WHAT YOU SHOULD DO
Go through the lines below and copy each one that holds the string "thực".
^^^^^^^^^^^^^^^^
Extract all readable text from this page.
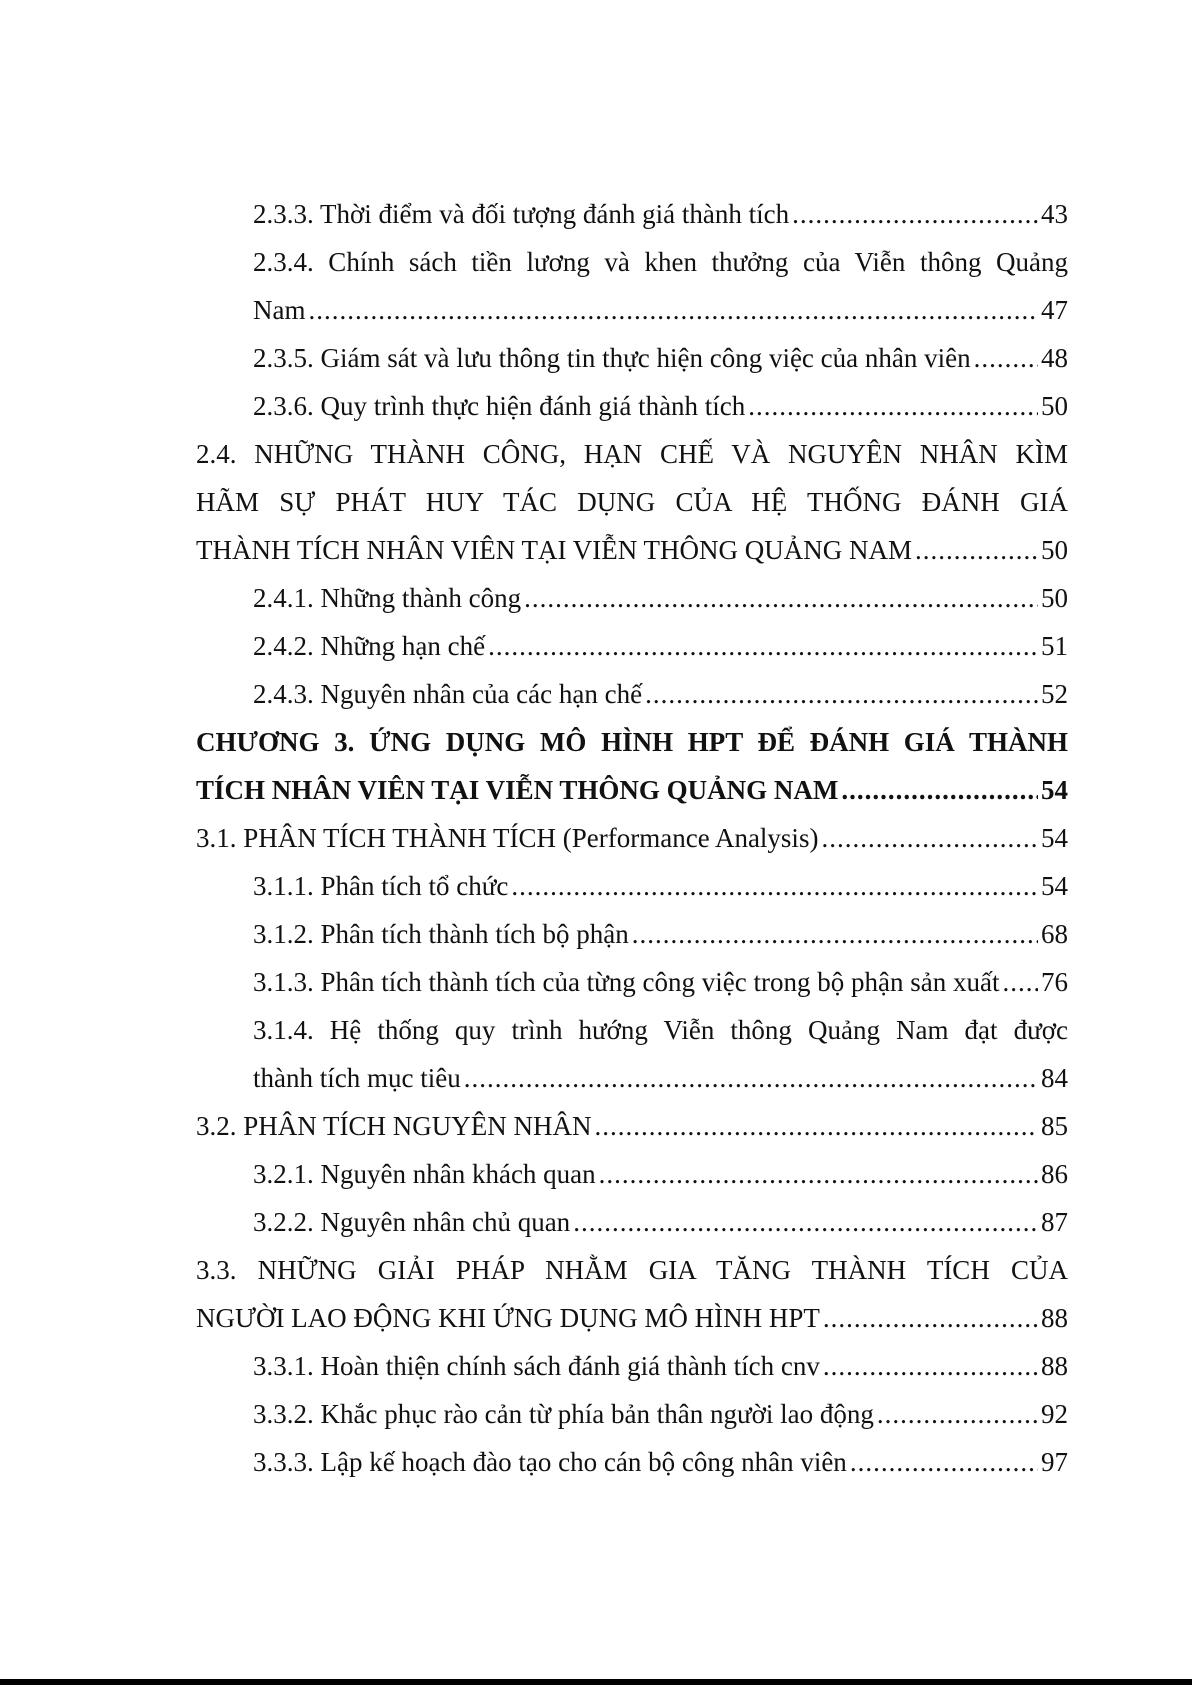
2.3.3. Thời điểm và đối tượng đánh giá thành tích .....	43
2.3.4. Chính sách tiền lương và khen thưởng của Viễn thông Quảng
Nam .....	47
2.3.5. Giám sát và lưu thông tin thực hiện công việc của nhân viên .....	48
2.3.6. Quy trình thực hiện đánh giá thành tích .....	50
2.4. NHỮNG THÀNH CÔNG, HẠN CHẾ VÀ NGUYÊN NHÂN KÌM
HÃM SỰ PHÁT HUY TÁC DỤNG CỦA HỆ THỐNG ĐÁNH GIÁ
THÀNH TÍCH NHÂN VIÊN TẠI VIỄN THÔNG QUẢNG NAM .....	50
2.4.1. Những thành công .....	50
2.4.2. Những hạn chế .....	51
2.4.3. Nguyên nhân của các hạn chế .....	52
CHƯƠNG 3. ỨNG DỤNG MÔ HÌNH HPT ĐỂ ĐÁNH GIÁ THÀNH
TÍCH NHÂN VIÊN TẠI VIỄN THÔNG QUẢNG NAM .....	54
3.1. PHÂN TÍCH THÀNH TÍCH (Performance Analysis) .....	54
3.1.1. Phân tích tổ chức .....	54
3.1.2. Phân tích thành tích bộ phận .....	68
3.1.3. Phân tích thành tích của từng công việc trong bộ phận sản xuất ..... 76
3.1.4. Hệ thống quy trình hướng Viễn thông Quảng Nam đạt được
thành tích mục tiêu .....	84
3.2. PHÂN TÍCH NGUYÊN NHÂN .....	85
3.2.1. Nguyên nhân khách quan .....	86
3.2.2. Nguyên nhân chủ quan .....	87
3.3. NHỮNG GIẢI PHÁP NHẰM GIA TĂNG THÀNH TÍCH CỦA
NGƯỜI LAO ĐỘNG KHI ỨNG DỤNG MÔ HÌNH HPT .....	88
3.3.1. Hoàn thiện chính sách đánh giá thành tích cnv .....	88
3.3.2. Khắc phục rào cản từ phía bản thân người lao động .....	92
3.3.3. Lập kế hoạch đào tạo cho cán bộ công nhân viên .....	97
^^^^^^^^^^^^^^^^
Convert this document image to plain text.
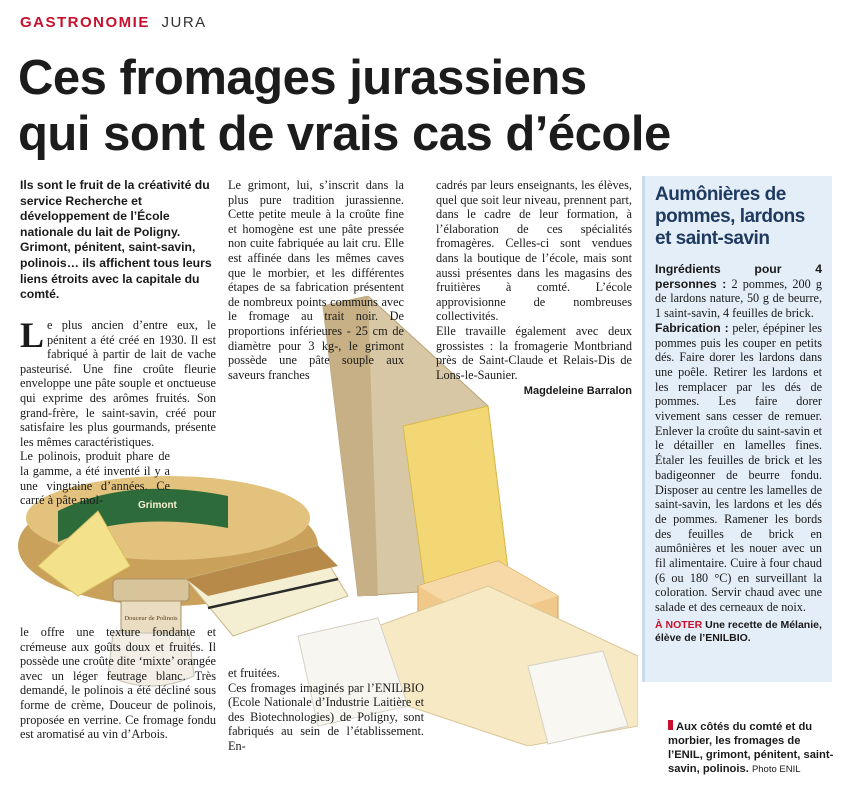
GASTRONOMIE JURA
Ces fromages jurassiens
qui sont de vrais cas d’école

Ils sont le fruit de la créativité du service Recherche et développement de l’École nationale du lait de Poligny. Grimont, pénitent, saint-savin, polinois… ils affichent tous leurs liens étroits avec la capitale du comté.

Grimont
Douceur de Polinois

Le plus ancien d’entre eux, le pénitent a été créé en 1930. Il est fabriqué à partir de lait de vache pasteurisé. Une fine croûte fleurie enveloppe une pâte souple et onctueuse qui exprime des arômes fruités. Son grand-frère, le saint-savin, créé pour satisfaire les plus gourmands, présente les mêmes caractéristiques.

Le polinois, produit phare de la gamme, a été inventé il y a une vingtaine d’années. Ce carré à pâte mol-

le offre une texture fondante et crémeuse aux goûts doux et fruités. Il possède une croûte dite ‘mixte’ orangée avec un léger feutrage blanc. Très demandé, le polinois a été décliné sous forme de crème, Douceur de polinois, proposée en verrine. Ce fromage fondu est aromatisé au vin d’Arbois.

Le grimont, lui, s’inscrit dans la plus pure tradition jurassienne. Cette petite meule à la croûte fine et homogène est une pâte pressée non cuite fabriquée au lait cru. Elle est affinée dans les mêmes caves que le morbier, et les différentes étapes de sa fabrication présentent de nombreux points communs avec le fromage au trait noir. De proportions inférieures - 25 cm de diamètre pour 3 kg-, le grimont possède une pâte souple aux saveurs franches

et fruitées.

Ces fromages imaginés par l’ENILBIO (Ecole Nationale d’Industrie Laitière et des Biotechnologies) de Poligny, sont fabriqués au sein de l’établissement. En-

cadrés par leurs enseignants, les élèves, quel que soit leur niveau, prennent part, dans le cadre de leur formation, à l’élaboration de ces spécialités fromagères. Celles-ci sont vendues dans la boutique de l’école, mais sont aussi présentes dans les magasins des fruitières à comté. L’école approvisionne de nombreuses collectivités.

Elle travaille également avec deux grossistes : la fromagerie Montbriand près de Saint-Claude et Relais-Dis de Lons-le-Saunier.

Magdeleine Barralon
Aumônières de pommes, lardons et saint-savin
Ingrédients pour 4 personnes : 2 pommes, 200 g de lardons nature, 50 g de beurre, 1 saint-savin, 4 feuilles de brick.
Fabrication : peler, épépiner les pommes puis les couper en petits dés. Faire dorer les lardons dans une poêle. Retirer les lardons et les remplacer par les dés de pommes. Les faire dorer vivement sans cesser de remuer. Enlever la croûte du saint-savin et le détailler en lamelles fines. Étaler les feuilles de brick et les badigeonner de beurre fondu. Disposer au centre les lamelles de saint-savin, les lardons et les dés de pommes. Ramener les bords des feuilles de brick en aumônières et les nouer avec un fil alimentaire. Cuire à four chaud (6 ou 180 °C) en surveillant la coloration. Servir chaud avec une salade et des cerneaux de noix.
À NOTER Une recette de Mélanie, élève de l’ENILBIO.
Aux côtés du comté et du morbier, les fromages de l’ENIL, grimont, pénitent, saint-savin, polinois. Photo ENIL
^^^^^^^^^^^^^^^^
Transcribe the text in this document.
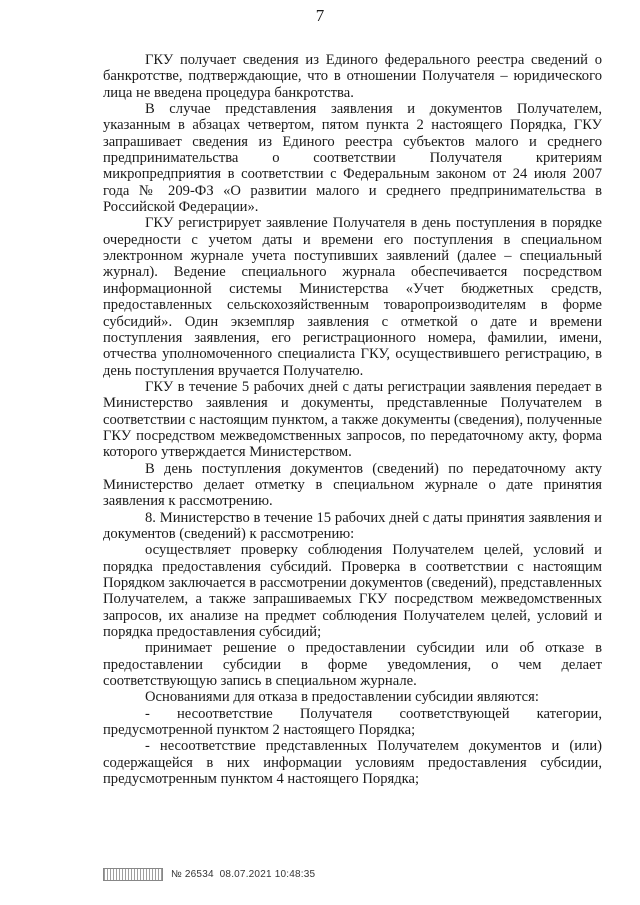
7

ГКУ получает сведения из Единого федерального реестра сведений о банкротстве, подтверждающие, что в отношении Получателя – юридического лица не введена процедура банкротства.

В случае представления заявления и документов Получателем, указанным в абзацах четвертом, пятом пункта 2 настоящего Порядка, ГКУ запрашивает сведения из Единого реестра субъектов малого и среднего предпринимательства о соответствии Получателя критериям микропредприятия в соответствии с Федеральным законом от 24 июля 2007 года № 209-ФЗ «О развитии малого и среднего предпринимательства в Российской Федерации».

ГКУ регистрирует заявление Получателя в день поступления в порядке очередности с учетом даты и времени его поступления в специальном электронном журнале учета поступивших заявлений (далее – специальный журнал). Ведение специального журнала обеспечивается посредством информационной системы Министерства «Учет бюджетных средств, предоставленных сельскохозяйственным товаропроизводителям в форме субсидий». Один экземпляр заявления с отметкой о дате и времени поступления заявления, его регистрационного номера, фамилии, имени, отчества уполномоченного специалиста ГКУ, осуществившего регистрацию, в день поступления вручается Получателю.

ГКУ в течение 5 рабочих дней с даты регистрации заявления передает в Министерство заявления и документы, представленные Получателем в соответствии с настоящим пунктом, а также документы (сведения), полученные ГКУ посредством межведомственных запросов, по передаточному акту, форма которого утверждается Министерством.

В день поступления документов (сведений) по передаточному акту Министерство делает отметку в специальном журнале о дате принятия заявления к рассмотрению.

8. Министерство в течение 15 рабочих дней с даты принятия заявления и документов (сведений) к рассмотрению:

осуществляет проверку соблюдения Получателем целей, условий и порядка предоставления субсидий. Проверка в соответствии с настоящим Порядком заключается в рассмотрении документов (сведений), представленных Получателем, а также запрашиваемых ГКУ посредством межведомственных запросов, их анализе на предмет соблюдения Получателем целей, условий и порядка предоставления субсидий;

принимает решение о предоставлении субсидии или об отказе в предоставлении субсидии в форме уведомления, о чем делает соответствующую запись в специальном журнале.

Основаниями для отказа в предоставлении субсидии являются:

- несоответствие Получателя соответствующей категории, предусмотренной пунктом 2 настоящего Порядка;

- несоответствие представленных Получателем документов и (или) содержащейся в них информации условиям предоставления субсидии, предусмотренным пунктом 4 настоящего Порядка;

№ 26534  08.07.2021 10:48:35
^^^^^^^^^^^^^^^^
OUTPUT
2.3.5. Giám sát và lưu thông tin thực hiện công việc của nhân viên .....	48
2.3.6. Quy trình thực hiện đánh giá thành tích .....	50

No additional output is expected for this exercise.